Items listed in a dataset
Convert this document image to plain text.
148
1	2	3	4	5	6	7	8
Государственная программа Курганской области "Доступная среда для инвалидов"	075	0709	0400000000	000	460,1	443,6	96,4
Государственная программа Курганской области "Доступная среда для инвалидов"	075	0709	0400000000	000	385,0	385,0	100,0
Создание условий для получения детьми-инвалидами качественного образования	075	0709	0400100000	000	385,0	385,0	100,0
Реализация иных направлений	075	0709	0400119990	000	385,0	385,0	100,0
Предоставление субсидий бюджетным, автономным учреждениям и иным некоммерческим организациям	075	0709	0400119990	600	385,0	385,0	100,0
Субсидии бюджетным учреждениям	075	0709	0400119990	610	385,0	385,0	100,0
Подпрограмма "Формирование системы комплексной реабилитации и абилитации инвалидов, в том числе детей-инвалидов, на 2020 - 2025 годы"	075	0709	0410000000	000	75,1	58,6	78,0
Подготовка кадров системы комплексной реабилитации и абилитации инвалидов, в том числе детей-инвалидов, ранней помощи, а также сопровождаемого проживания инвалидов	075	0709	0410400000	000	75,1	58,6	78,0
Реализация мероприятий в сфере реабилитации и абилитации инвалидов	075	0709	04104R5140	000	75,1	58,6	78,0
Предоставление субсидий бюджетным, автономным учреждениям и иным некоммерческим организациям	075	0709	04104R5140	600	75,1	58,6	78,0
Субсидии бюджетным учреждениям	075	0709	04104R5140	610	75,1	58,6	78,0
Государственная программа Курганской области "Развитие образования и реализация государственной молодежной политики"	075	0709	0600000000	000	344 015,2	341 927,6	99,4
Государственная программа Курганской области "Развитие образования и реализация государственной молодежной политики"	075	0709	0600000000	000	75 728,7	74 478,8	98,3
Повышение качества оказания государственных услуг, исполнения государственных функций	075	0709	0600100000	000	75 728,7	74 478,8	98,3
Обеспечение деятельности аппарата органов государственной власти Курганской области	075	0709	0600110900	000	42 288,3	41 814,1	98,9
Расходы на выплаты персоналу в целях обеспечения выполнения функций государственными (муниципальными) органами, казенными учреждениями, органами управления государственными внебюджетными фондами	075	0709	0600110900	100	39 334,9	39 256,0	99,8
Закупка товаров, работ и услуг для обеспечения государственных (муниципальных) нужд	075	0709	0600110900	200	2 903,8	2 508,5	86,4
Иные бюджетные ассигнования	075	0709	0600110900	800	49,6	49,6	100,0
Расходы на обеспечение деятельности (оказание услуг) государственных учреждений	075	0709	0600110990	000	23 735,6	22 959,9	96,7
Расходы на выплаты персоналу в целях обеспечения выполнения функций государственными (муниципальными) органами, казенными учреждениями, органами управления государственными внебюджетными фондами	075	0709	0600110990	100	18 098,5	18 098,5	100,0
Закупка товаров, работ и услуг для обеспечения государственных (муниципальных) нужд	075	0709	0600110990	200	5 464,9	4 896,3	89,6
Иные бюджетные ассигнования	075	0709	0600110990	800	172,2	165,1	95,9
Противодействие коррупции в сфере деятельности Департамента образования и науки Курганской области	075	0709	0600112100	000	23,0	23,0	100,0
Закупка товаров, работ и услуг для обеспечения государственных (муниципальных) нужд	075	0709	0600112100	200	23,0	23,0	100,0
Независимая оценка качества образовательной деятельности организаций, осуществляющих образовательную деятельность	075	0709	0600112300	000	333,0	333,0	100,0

EXERCISE DESCRIPTION:
Repeat the records above exactly, leaving none out.

RESPONSE TO THIS TASK:
Convert this document image to plain text.
148
1	2	3	4	5	6	7	8
Государственная программа Курганской области "Доступная среда для инвалидов"	075	0709	0400000000	000	460,1	443,6	96,4
Государственная программа Курганской области "Доступная среда для инвалидов"	075	0709	0400000000	000	385,0	385,0	100,0
Создание условий для получения детьми-инвалидами качественного образования	075	0709	0400100000	000	385,0	385,0	100,0
Реализация иных направлений	075	0709	0400119990	000	385,0	385,0	100,0
Предоставление субсидий бюджетным, автономным учреждениям и иным некоммерческим организациям	075	0709	0400119990	600	385,0	385,0	100,0
Субсидии бюджетным учреждениям	075	0709	0400119990	610	385,0	385,0	100,0
Подпрограмма "Формирование системы комплексной реабилитации и абилитации инвалидов, в том числе детей-инвалидов, на 2020 - 2025 годы"	075	0709	0410000000	000	75,1	58,6	78,0
Подготовка кадров системы комплексной реабилитации и абилитации инвалидов, в том числе детей-инвалидов, ранней помощи, а также сопровождаемого проживания инвалидов	075	0709	0410400000	000	75,1	58,6	78,0
Реализация мероприятий в сфере реабилитации и абилитации инвалидов	075	0709	04104R5140	000	75,1	58,6	78,0
Предоставление субсидий бюджетным, автономным учреждениям и иным некоммерческим организациям	075	0709	04104R5140	600	75,1	58,6	78,0
Субсидии бюджетным учреждениям	075	0709	04104R5140	610	75,1	58,6	78,0
Государственная программа Курганской области "Развитие образования и реализация государственной молодежной политики"	075	0709	0600000000	000	344 015,2	341 927,6	99,4
Государственная программа Курганской области "Развитие образования и реализация государственной молодежной политики"	075	0709	0600000000	000	75 728,7	74 478,8	98,3
Повышение качества оказания государственных услуг, исполнения государственных функций	075	0709	0600100000	000	75 728,7	74 478,8	98,3
Обеспечение деятельности аппарата органов государственной власти Курганской области	075	0709	0600110900	000	42 288,3	41 814,1	98,9
Расходы на выплаты персоналу в целях обеспечения выполнения функций государственными (муниципальными) органами, казенными учреждениями, органами управления государственными внебюджетными фондами	075	0709	0600110900	100	39 334,9	39 256,0	99,8
Закупка товаров, работ и услуг для обеспечения государственных (муниципальных) нужд	075	0709	0600110900	200	2 903,8	2 508,5	86,4
Иные бюджетные ассигнования	075	0709	0600110900	800	49,6	49,6	100,0
Расходы на обеспечение деятельности (оказание услуг) государственных учреждений	075	0709	0600110990	000	23 735,6	22 959,9	96,7
Расходы на выплаты персоналу в целях обеспечения выполнения функций государственными (муниципальными) органами, казенными учреждениями, органами управления государственными внебюджетными фондами	075	0709	0600110990	100	18 098,5	18 098,5	100,0
Закупка товаров, работ и услуг для обеспечения государственных (муниципальных) нужд	075	0709	0600110990	200	5 464,9	4 896,3	89,6
Иные бюджетные ассигнования	075	0709	0600110990	800	172,2	165,1	95,9
Противодействие коррупции в сфере деятельности Департамента образования и науки Курганской области	075	0709	0600112100	000	23,0	23,0	100,0
Закупка товаров, работ и услуг для обеспечения государственных (муниципальных) нужд	075	0709	0600112100	200	23,0	23,0	100,0
Независимая оценка качества образовательной деятельности организаций, осуществляющих образовательную деятельность	075	0709	0600112300	000	333,0	333,0	100,0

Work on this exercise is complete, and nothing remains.